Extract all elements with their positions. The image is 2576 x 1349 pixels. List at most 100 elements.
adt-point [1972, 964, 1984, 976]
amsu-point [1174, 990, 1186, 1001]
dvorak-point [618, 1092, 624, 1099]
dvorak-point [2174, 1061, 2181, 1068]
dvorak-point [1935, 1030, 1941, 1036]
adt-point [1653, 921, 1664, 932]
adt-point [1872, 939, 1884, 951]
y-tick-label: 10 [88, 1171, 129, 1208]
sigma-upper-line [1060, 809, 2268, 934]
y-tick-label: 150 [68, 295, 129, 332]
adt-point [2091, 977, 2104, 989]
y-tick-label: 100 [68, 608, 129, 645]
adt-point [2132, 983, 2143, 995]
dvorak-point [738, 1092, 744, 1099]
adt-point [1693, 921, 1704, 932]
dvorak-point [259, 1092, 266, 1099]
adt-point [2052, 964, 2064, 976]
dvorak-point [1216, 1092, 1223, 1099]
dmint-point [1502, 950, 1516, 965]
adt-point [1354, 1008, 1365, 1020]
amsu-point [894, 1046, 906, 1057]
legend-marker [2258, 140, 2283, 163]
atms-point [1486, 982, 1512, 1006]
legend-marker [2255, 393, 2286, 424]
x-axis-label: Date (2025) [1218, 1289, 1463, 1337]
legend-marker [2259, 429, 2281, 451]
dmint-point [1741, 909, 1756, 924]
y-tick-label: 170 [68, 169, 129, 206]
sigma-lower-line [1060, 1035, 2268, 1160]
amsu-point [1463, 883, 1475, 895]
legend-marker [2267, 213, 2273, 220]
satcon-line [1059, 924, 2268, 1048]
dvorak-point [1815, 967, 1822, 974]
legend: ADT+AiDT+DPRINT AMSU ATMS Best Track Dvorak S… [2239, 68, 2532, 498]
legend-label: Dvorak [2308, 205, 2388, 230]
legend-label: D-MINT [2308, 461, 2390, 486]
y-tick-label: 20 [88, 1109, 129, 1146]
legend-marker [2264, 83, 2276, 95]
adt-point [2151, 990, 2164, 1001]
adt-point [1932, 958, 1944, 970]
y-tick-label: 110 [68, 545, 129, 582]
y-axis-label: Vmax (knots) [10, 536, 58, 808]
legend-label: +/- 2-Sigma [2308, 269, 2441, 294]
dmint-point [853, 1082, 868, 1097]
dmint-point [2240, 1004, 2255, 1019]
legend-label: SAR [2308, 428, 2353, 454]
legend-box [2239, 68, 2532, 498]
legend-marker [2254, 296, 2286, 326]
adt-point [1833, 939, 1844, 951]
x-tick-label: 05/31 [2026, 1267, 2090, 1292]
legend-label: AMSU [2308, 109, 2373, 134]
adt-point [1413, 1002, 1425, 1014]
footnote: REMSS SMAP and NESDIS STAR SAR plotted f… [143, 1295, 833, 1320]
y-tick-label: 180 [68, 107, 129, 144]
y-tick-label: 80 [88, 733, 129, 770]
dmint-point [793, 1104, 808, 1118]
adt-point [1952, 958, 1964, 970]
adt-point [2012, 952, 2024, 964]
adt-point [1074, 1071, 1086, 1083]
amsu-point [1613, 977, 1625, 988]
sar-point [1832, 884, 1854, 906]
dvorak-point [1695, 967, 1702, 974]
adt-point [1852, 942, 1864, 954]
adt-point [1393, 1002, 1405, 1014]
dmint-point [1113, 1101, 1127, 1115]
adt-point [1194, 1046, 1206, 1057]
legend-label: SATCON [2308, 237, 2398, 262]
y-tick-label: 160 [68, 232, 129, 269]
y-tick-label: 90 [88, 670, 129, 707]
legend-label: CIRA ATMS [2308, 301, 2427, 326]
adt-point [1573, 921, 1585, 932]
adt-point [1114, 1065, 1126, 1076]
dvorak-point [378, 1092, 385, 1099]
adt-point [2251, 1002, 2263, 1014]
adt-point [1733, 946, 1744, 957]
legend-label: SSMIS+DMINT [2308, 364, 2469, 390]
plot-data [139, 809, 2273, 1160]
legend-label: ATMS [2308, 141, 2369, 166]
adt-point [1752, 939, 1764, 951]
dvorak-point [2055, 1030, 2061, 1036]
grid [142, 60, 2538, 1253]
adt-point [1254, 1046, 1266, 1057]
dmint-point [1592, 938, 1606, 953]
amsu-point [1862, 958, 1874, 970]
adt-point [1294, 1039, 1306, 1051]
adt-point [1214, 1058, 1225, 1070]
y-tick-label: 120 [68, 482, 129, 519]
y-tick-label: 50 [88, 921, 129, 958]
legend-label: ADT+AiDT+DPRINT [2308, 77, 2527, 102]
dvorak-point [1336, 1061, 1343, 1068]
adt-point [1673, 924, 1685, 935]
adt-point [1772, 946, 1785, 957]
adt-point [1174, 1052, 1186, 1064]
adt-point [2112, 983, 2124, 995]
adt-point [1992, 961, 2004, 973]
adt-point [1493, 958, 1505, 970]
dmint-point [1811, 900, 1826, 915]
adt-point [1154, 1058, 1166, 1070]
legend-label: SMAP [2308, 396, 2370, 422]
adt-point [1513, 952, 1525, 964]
________________
What is needed — Rewrite the listing above as a numbered list, beginning with its first line and stopping after the line containing "adt-point [2091, 977, 2104, 989]". Include both of those lines and omit any blank lines.

Output of the exercise —
1. Extract all elements with their positions. The image is 2576 x 1349 pixels. List at most 100 elements.
2. adt-point [1972, 964, 1984, 976]
3. amsu-point [1174, 990, 1186, 1001]
4. dvorak-point [618, 1092, 624, 1099]
5. dvorak-point [2174, 1061, 2181, 1068]
6. dvorak-point [1935, 1030, 1941, 1036]
7. adt-point [1653, 921, 1664, 932]
8. adt-point [1872, 939, 1884, 951]
9. y-tick-label: 10 [88, 1171, 129, 1208]
10. sigma-upper-line [1060, 809, 2268, 934]
11. y-tick-label: 150 [68, 295, 129, 332]
12. adt-point [2091, 977, 2104, 989]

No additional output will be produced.